Rhino FCP

Federated Learning + Edge Computing + Rhino = Federated Computing

The Rhino Team

Chris Laws

COO

Dr. Ittai Dayan

Co-founder & CEO

Yuval Baror

Co-founder & CTO

January 30, 2025

Every AI strategy presupposes access to large volumes of high quality data in order to train, fine-tune, validate, run inference, deploy, and monitor ongoing performance of AI/ML models. Finding, accessing, sharing, and processing those data in a way that protects data security, privacy, and sovereignty represents a universal challenge to product teams, data teams, and data science teams who need sign-off from privacy, security, and legal teams. Federated Computing, as provided by the Rhino Federated Computing Platform (Rhino FCP), can help. Said in laymen’s terms, Federated Computing is running code on decentralized data, sharing only the results of the code but never moving the data. This approach represents a critical evolution in how cross-organization data collaborations should work - streamlining the arduous process of consortium building and even enabling use cases that would otherwise be impossible due to data privacy or IP confidentiality concerns.

This blog post goes into more detail about what exactly is Federated Computing, including the relationship to related concepts such as Federated Learning, Federated Analytics, Edge Computing, and Distributed Computing. We also highlight why Federated Computing is a better choice than alternatives for data collaborations including data clean rooms, open source Federated Learning frameworks, and centralizing large amounts of sensitive data. We close with a brief introduction to Rhino FCP itself, and describe some of the features making it the best choice to serve as the ‘data collaboration tech stack.’

What is Federated Computing?

Federated Computing (FC) is an emerging technique of collaborators across organizations performing computations locally where data resides, and only sharing aggregations of the results back to a centralized location. (Contrast this with centralizing data from multiple collaborators and then running computations.) These computations can range from the simple (e.g. counts of items across different silos) to slightly more complicated (e.g. transform the units of those items from pounds to kilograms) to more complicated still (e.g. train an ML model on those data across multiple silos) to very complex (e.g. deploy one partner’s software on another partner’s data behind their firewall).

FC addresses critical challenges regarding data privacy, data security, and data sovereignty. In FC, data custodians maintain complete control over their data. This means their organization’s existing security controls remain in place. By not sending data to collaborators outside of their organization, custodians reduce any risk of misuse of the data by their partners. Collaborators can also introduce additional privacy-enhancing techniques such as differential privacy or k-anonymization into their FC projects for further protection of data privacy.

Federated Computing is related to but distinct from several other concepts:

Federated Learning (FL): FL is the technique of training an ML model on distributed data - only aggregating model weights to arrive at a global optimum model. FL represents one of the techniques under the umbrella of FC.
Federated Statistics (FS) or Federated Biostatistics: FS is the practice of analyzing raw data stored locally on distributed data, aggregating only the results. This would include descriptive statistics, correlations, regression analysis, etc. - all on data residing across multiple silos. FS is another technique under the FC umbrella.
Edge Computing (EC): EC refers to the practice of running applications closer to where data reside. This technique is often used where latency is critical (e.g. self driving cars), but also describes how code is run in FC i.e. the consortium runs code “at the edge” by running analytics or training models on data residing in each member’s silo.

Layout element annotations
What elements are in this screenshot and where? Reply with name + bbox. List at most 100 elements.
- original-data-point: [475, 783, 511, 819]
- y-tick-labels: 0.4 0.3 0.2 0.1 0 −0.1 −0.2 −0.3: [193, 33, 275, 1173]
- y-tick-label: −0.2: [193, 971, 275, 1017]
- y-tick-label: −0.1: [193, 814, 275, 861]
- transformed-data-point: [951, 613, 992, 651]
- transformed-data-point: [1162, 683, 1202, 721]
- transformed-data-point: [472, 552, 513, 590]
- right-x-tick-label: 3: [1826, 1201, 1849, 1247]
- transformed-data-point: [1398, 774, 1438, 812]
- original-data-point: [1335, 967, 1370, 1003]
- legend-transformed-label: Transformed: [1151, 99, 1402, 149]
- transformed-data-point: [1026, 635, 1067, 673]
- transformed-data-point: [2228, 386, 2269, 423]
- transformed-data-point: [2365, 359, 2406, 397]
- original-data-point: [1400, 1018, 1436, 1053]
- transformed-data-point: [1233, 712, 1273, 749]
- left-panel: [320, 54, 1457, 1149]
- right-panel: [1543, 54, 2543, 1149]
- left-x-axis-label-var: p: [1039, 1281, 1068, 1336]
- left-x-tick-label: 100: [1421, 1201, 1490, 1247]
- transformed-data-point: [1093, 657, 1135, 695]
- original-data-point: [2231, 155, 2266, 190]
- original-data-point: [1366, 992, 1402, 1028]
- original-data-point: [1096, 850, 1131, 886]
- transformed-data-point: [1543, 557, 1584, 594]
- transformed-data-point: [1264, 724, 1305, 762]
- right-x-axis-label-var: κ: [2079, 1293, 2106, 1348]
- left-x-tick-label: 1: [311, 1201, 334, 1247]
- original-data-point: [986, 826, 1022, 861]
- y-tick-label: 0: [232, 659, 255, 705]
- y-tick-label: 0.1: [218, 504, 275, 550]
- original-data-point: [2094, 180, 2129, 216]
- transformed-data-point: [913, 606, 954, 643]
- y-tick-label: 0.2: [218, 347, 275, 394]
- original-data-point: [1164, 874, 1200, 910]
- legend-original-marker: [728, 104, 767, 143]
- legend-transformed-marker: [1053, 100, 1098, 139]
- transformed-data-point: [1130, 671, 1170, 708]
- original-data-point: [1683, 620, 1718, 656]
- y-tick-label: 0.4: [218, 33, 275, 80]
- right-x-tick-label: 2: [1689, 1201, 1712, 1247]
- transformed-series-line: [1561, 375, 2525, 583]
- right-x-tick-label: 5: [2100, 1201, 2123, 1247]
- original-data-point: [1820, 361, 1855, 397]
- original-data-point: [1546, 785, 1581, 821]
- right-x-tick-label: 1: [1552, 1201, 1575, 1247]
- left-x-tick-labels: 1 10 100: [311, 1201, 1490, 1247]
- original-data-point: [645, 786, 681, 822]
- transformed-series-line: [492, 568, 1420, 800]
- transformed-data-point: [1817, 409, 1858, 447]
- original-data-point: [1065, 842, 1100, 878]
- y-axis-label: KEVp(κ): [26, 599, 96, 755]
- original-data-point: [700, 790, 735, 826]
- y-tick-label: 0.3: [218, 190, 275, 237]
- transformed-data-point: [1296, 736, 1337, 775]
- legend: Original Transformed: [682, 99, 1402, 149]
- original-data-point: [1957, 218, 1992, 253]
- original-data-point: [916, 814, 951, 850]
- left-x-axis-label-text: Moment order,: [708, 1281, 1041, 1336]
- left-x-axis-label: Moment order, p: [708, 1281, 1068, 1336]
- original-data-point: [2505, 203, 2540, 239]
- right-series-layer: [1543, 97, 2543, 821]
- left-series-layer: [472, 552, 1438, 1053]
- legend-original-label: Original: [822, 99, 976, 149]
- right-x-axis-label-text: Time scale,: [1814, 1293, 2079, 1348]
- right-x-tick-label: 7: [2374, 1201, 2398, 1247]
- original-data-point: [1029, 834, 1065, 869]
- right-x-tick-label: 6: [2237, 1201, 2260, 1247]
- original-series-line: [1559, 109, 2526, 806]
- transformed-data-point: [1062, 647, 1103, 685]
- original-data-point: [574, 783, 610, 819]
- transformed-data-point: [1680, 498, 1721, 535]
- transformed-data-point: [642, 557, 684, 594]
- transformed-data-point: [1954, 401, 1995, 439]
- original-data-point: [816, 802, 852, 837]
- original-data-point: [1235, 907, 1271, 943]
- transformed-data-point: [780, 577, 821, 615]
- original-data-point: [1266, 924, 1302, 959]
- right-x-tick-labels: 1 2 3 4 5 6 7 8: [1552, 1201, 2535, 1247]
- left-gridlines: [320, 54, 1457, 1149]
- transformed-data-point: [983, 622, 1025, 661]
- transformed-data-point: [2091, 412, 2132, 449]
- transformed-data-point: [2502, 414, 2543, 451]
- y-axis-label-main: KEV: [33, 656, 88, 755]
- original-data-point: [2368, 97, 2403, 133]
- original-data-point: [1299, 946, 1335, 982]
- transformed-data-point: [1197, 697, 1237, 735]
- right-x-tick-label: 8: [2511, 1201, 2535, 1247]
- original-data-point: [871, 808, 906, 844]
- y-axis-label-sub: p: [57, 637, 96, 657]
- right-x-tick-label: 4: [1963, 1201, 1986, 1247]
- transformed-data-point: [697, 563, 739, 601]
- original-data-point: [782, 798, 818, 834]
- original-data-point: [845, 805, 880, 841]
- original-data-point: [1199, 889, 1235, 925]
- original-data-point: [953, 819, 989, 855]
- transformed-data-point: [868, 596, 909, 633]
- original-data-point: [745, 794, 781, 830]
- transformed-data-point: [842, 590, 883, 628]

• **Exercises**
1. In the post on Federated Computing, what does Federated Learning aggregate to reach a global optimum model?
2. Continue the post on Federated Computing from its last sentence.

• **The responses**
1. Only the model weights.

2.
Distributed Computing (DC): DC is the practice of dividing problems into many tasks, which are then solved by a distributed network of computers. While this is technically true of FC, DC is really meant to refer to instances where problems are too complex to be solved by one computer and therefore have to be distributed for resourcing, rather than addressing privacy or security issues.

Why is Federated Computing the Future?

The world is moving towards more protection of data privacy. The EU has been on the vanguard with General Data Protection Regulation (GDPR), followed by other jurisdictions implementing many of the same rigorous protections (e.g. Personal Information Protection Law in China, California Consumer Privacy Act). Cyber risk is also making data custodians more conservative, as they hope to minimize the severity of any data breach by not taking on unnecessary liability of storing unnecessary personal data. In response to these trends is also a move towards adopting more privacy-enhancing technologies (PETs) including confidential computing, (homomorphic) encryption, secure key management systems, differential privacy mechanisms, secure enclaves, synthetic data, private set intersection protocols, and secure multi-party computation frameworks. FC platforms can incorporate these PETs to provide a multi-layered approach to data privacy and security.

There are several alternatives to FC, but we believe FC outcompetes them all due to stronger security posture and better functionality.

Centralizing data is the default pattern today, but is becoming outmoded. Organizations are unwilling to centralize complex datasets with partners due to the risk of reidentification. Centralizing data also requires paying large egress, transfer, and duplicative storage fees. Also, as soon as data are shared, they are out of date - requiring frequent refreshes to stay relevant, adding to the expense. The risks associated with centralization also lead to contracting friction, slowing time to value.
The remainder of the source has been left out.